Find the word "rgba" in the material below and gather every line that contains it.
══════
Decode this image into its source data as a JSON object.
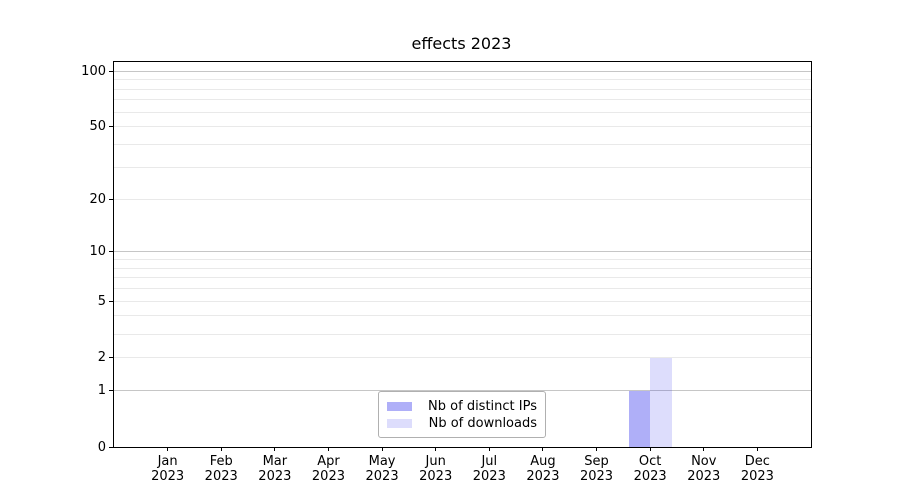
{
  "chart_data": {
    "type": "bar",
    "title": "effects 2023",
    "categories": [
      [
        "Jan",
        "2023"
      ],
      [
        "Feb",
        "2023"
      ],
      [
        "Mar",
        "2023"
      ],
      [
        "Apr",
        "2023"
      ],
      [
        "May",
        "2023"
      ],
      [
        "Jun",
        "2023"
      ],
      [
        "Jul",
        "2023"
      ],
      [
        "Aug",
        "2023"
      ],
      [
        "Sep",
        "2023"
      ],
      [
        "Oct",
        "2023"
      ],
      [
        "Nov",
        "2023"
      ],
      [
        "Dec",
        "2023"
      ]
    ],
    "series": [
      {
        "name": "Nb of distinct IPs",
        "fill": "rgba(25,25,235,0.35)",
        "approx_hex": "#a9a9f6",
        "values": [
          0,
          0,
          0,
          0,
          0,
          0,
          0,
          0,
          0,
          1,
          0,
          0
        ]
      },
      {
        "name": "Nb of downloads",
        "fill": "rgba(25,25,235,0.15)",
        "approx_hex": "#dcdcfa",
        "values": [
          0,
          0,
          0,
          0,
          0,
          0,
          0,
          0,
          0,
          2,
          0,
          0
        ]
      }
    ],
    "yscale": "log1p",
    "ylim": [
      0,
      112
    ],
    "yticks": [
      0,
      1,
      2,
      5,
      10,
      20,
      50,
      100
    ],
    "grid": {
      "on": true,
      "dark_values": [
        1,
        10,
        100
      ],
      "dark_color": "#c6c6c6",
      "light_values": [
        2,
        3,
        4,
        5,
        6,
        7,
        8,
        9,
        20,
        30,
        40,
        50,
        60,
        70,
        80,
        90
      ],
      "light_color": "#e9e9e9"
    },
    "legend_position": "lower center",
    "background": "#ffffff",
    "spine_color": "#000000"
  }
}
══════
▶ _Expected answer_:
        "fill": "rgba(25,25,235,0.35)",
        "fill": "rgba(25,25,235,0.15)",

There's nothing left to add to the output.